## [DIRECTION]
Copy out the listing that follows, exactly, without its pictures.

## [Items from a data source]
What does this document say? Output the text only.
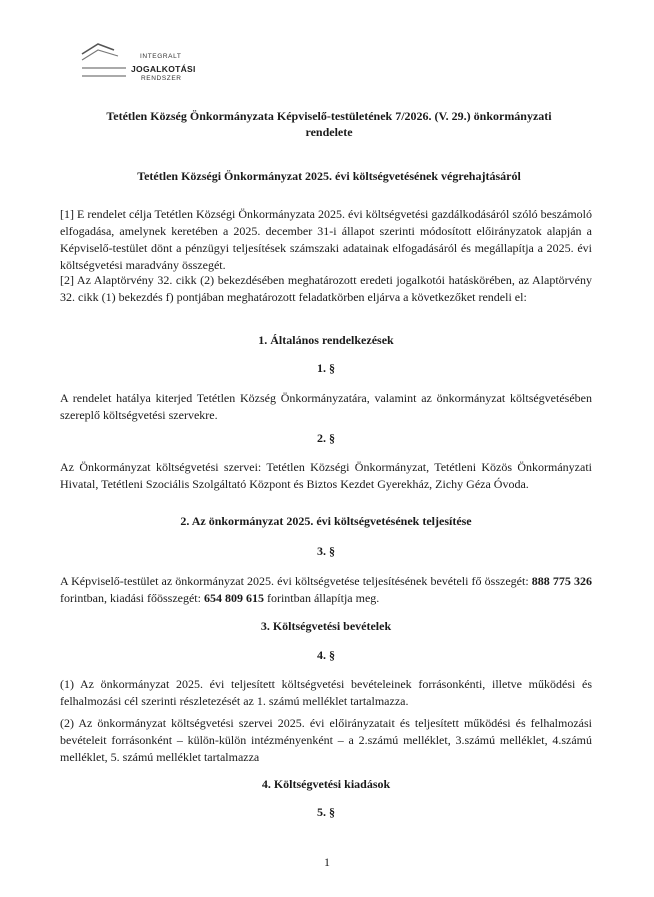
INTEGRALT
JOGALKOTÁSI
RENDSZER
Tetétlen Község Önkormányzata Képviselő-testületének 7/2026. (V. 29.) önkormányzati
rendelete
Tetétlen Községi Önkormányzat 2025. évi költségvetésének végrehajtásáról
[1] E rendelet célja Tetétlen Községi Önkormányzata 2025. évi költségvetési gazdálkodásáról szóló beszámoló elfogadása, amelynek keretében a 2025. december 31-i állapot szerinti módosított előirányzatok alapján a Képviselő-testület dönt a pénzügyi teljesítések számszaki adatainak elfogadásáról és megállapítja a 2025. évi költségvetési maradvány összegét.
[2] Az Alaptörvény 32. cikk (2) bekezdésében meghatározott eredeti jogalkotói hatáskörében, az Alaptörvény 32. cikk (1) bekezdés f) pontjában meghatározott feladatkörben eljárva a következőket rendeli el:
1. Általános rendelkezések
1. §
A rendelet hatálya kiterjed Tetétlen Község Önkormányzatára, valamint az önkormányzat költségvetésében szereplő költségvetési szervekre.
2. §
Az Önkormányzat költségvetési szervei: Tetétlen Községi Önkormányzat, Tetétleni Közös Önkormányzati Hivatal, Tetétleni Szociális Szolgáltató Központ és Biztos Kezdet Gyerekház, Zichy Géza Óvoda.
2. Az önkormányzat 2025. évi költségvetésének teljesítése
3. §
A Képviselő-testület az önkormányzat 2025. évi költségvetése teljesítésének bevételi fő összegét: 888 775 326 forintban, kiadási főösszegét: 654 809 615 forintban állapítja meg.
3. Költségvetési bevételek
4. §
(1) Az önkormányzat 2025. évi teljesített költségvetési bevételeinek forrásonkénti, illetve működési és felhalmozási cél szerinti részletezését az 1. számú melléklet tartalmazza.
(2) Az önkormányzat költségvetési szervei 2025. évi előirányzatait és teljesített működési és felhalmozási bevételeit forrásonként – külön-külön intézményenként – a 2.számú melléklet, 3.számú melléklet, 4.számú melléklet, 5. számú melléklet tartalmazza
4. Költségvetési kiadások
5. §
1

## [RESULT OF THIS TASK]
What does this document say? Output the text only.
INTEGRALT
JOGALKOTÁSI
RENDSZER
Tetétlen Község Önkormányzata Képviselő-testületének 7/2026. (V. 29.) önkormányzati
rendelete
Tetétlen Községi Önkormányzat 2025. évi költségvetésének végrehajtásáról
[1] E rendelet célja Tetétlen Községi Önkormányzata 2025. évi költségvetési gazdálkodásáról szóló beszámoló elfogadása, amelynek keretében a 2025. december 31-i állapot szerinti módosított előirányzatok alapján a Képviselő-testület dönt a pénzügyi teljesítések számszaki adatainak elfogadásáról és megállapítja a 2025. évi költségvetési maradvány összegét.
[2] Az Alaptörvény 32. cikk (2) bekezdésében meghatározott eredeti jogalkotói hatáskörében, az Alaptörvény 32. cikk (1) bekezdés f) pontjában meghatározott feladatkörben eljárva a következőket rendeli el:
1. Általános rendelkezések
1. §
A rendelet hatálya kiterjed Tetétlen Község Önkormányzatára, valamint az önkormányzat költségvetésében szereplő költségvetési szervekre.
2. §
Az Önkormányzat költségvetési szervei: Tetétlen Községi Önkormányzat, Tetétleni Közös Önkormányzati Hivatal, Tetétleni Szociális Szolgáltató Központ és Biztos Kezdet Gyerekház, Zichy Géza Óvoda.
2. Az önkormányzat 2025. évi költségvetésének teljesítése
3. §
A Képviselő-testület az önkormányzat 2025. évi költségvetése teljesítésének bevételi fő összegét: 888 775 326 forintban, kiadási főösszegét: 654 809 615 forintban állapítja meg.
3. Költségvetési bevételek
4. §
(1) Az önkormányzat 2025. évi teljesített költségvetési bevételeinek forrásonkénti, illetve működési és felhalmozási cél szerinti részletezését az 1. számú melléklet tartalmazza.
(2) Az önkormányzat költségvetési szervei 2025. évi előirányzatait és teljesített működési és felhalmozási bevételeit forrásonként – külön-külön intézményenként – a 2.számú melléklet, 3.számú melléklet, 4.számú melléklet, 5. számú melléklet tartalmazza
4. Költségvetési kiadások
5. §
1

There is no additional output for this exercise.